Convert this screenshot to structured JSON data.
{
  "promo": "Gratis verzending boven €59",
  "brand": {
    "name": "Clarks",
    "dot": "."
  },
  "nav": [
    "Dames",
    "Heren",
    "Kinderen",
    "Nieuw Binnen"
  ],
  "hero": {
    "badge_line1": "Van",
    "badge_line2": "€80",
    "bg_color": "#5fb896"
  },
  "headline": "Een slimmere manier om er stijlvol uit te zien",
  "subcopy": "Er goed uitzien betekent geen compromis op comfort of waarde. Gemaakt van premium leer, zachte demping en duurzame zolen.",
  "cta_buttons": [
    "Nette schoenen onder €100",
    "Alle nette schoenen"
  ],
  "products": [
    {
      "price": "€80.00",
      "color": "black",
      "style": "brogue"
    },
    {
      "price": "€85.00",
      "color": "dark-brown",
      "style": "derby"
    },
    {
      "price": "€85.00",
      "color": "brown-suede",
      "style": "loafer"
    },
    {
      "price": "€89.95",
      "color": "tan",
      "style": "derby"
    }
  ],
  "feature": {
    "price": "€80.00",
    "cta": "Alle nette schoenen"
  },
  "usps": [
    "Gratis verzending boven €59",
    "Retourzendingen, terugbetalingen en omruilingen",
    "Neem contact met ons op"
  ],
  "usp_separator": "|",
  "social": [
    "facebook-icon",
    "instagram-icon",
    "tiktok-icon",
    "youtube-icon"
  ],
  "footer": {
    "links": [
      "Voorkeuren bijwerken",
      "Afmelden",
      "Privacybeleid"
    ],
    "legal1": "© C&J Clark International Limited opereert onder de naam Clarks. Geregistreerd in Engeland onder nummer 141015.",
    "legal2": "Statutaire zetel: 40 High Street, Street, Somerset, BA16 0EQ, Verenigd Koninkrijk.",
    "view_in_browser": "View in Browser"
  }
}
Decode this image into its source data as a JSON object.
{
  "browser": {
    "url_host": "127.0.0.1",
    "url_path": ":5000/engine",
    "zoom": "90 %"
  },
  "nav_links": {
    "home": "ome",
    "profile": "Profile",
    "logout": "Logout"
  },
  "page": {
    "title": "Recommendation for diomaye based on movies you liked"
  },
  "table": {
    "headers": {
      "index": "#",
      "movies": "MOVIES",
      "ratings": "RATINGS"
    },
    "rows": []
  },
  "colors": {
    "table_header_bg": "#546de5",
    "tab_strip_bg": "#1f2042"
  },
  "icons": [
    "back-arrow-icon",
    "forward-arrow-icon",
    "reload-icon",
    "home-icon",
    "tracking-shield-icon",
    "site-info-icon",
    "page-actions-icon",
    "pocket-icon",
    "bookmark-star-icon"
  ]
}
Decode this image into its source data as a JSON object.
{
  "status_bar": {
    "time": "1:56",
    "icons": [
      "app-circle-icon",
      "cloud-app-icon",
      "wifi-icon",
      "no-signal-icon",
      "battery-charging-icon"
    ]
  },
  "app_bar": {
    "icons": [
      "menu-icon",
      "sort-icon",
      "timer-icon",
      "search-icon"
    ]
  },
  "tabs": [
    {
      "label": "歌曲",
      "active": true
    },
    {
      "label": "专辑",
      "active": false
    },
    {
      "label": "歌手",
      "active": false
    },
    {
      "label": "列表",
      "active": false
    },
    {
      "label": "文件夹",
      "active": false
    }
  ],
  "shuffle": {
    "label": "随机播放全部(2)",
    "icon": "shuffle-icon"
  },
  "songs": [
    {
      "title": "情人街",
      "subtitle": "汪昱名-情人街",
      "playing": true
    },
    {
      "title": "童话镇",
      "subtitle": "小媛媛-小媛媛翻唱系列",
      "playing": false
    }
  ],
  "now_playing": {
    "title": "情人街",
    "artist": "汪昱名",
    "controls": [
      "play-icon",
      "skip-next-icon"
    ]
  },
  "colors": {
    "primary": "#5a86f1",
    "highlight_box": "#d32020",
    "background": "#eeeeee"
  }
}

☆ ☆ ☆ ☆

Print the listing above in full, exactly as it is.

Worked solution —
Convert this screenshot to structured JSON data.
{
  "promo": "Gratis verzending boven €59",
  "brand": {
    "name": "Clarks",
    "dot": "."
  },
  "nav": [
    "Dames",
    "Heren",
    "Kinderen",
    "Nieuw Binnen"
  ],
  "hero": {
    "badge_line1": "Van",
    "badge_line2": "€80",
    "bg_color": "#5fb896"
  },
  "headline": "Een slimmere manier om er stijlvol uit te zien",
  "subcopy": "Er goed uitzien betekent geen compromis op comfort of waarde. Gemaakt van premium leer, zachte demping en duurzame zolen.",
  "cta_buttons": [
    "Nette schoenen onder €100",
    "Alle nette schoenen"
  ],
  "products": [
    {
      "price": "€80.00",
      "color": "black",
      "style": "brogue"
    },
    {
      "price": "€85.00",
      "color": "dark-brown",
      "style": "derby"
    },
    {
      "price": "€85.00",
      "color": "brown-suede",
      "style": "loafer"
    },
    {
      "price": "€89.95",
      "color": "tan",
      "style": "derby"
    }
  ],
  "feature": {
    "price": "€80.00",
    "cta": "Alle nette schoenen"
  },
  "usps": [
    "Gratis verzending boven €59",
    "Retourzendingen, terugbetalingen en omruilingen",
    "Neem contact met ons op"
  ],
  "usp_separator": "|",
  "social": [
    "facebook-icon",
    "instagram-icon",
    "tiktok-icon",
    "youtube-icon"
  ],
  "footer": {
    "links": [
      "Voorkeuren bijwerken",
      "Afmelden",
      "Privacybeleid"
    ],
    "legal1": "© C&J Clark International Limited opereert onder de naam Clarks. Geregistreerd in Engeland onder nummer 141015.",
    "legal2": "Statutaire zetel: 40 High Street, Street, Somerset, BA16 0EQ, Verenigd Koninkrijk.",
    "view_in_browser": "View in Browser"
  }
}
Decode this image into its source data as a JSON object.
{
  "browser": {
    "url_host": "127.0.0.1",
    "url_path": ":5000/engine",
    "zoom": "90 %"
  },
  "nav_links": {
    "home": "ome",
    "profile": "Profile",
    "logout": "Logout"
  },
  "page": {
    "title": "Recommendation for diomaye based on movies you liked"
  },
  "table": {
    "headers": {
      "index": "#",
      "movies": "MOVIES",
      "ratings": "RATINGS"
    },
    "rows": []
  },
  "colors": {
    "table_header_bg": "#546de5",
    "tab_strip_bg": "#1f2042"
  },
  "icons": [
    "back-arrow-icon",
    "forward-arrow-icon",
    "reload-icon",
    "home-icon",
    "tracking-shield-icon",
    "site-info-icon",
    "page-actions-icon",
    "pocket-icon",
    "bookmark-star-icon"
  ]
}
Decode this image into its source data as a JSON object.
{
  "status_bar": {
    "time": "1:56",
    "icons": [
      "app-circle-icon",
      "cloud-app-icon",
      "wifi-icon",
      "no-signal-icon",
      "battery-charging-icon"
    ]
  },
  "app_bar": {
    "icons": [
      "menu-icon",
      "sort-icon",
      "timer-icon",
      "search-icon"
    ]
  },
  "tabs": [
    {
      "label": "歌曲",
      "active": true
    },
    {
      "label": "专辑",
      "active": false
    },
    {
      "label": "歌手",
      "active": false
    },
    {
      "label": "列表",
      "active": false
    },
    {
      "label": "文件夹",
      "active": false
    }
  ],
  "shuffle": {
    "label": "随机播放全部(2)",
    "icon": "shuffle-icon"
  },
  "songs": [
    {
      "title": "情人街",
      "subtitle": "汪昱名-情人街",
      "playing": true
    },
    {
      "title": "童话镇",
      "subtitle": "小媛媛-小媛媛翻唱系列",
      "playing": false
    }
  ],
  "now_playing": {
    "title": "情人街",
    "artist": "汪昱名",
    "controls": [
      "play-icon",
      "skip-next-icon"
    ]
  },
  "colors": {
    "primary": "#5a86f1",
    "highlight_box": "#d32020",
    "background": "#eeeeee"
  }
}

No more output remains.